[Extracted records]
————————
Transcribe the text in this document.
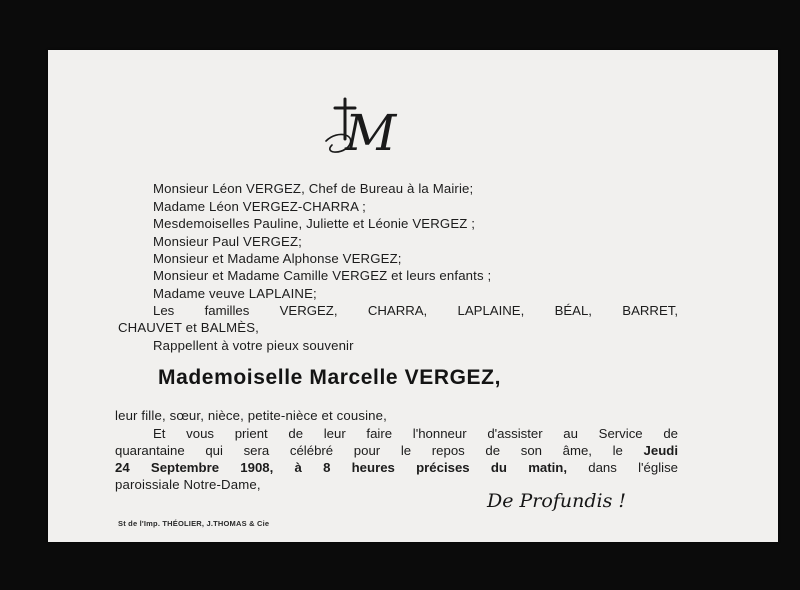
M
Monsieur Léon VERGEZ, Chef de Bureau à la Mairie;
Madame Léon VERGEZ-CHARRA ;
Mesdemoiselles Pauline, Juliette et Léonie VERGEZ ;
Monsieur Paul VERGEZ;
Monsieur et Madame Alphonse VERGEZ;
Monsieur et Madame Camille VERGEZ et leurs enfants ;
Madame veuve LAPLAINE;
Les familles VERGEZ, CHARRA, LAPLAINE, BÉAL, BARRET,
CHAUVET et BALMÈS,
Rappellent à votre pieux souvenir
Mademoiselle Marcelle VERGEZ,
leur fille, sœur, nièce, petite-nièce et cousine,
Et vous prient de leur faire l'honneur d'assister au Service de
quarantaine qui sera célébré pour le repos de son âme, le Jeudi
24 Septembre 1908, à 8 heures précises du matin, dans l'église
paroissiale Notre-Dame,
De Profundis !
St de l'Imp. THÉOLIER, J.THOMAS & Cie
————————
> [Given problem] Repeat the material verbatim. Do not carry over any picture.

> [Answer to this task]
Transcribe the text in this document.
M
Monsieur Léon VERGEZ, Chef de Bureau à la Mairie;
Madame Léon VERGEZ-CHARRA ;
Mesdemoiselles Pauline, Juliette et Léonie VERGEZ ;
Monsieur Paul VERGEZ;
Monsieur et Madame Alphonse VERGEZ;
Monsieur et Madame Camille VERGEZ et leurs enfants ;
Madame veuve LAPLAINE;
Les familles VERGEZ, CHARRA, LAPLAINE, BÉAL, BARRET,
CHAUVET et BALMÈS,
Rappellent à votre pieux souvenir
Mademoiselle Marcelle VERGEZ,
leur fille, sœur, nièce, petite-nièce et cousine,
Et vous prient de leur faire l'honneur d'assister au Service de
quarantaine qui sera célébré pour le repos de son âme, le Jeudi
24 Septembre 1908, à 8 heures précises du matin, dans l'église
paroissiale Notre-Dame,
De Profundis !
St de l'Imp. THÉOLIER, J.THOMAS & Cie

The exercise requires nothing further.